— start of Provided data —

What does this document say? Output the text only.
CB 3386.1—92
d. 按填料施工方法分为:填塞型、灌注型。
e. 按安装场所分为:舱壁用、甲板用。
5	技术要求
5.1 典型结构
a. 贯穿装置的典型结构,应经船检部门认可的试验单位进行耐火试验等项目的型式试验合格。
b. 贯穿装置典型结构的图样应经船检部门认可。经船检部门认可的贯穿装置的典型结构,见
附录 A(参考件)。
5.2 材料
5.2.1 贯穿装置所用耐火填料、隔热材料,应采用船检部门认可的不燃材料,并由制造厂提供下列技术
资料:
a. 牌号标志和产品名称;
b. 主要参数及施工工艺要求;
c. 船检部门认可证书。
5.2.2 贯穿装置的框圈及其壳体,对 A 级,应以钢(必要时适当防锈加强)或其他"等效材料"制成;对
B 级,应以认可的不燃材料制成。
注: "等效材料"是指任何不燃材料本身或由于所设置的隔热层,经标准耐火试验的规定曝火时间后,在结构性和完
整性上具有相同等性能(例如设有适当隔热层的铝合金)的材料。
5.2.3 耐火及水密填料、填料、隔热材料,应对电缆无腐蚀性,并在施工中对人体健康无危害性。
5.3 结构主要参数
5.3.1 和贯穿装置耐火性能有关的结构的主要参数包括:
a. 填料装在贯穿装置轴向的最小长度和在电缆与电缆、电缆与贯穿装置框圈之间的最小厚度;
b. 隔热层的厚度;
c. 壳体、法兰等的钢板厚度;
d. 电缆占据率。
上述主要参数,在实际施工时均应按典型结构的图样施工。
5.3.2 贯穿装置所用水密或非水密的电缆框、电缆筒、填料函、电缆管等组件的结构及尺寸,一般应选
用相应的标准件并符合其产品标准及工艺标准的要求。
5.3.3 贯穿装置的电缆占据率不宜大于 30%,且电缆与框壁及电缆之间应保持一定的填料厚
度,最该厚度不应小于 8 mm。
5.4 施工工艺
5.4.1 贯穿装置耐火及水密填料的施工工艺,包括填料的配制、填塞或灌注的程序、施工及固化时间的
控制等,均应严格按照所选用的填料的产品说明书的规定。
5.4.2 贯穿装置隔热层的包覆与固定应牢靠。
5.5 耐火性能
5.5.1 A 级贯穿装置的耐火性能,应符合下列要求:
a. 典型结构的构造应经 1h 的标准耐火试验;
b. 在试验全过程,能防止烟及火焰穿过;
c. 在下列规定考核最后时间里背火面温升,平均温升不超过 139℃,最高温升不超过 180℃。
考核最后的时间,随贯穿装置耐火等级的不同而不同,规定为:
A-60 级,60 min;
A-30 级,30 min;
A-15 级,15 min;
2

— end of Provided data —

§ Exercise instructions
Read the entries and pick out all lines that include the word "等效材料".

§ Finished answer
5.2.2 贯穿装置的框圈及其壳体,对 A 级,应以钢(必要时适当防锈加强)或其他"等效材料"制成;对
注: "等效材料"是指任何不燃材料本身或由于所设置的隔热层,经标准耐火试验的规定曝火时间后,在结构性和完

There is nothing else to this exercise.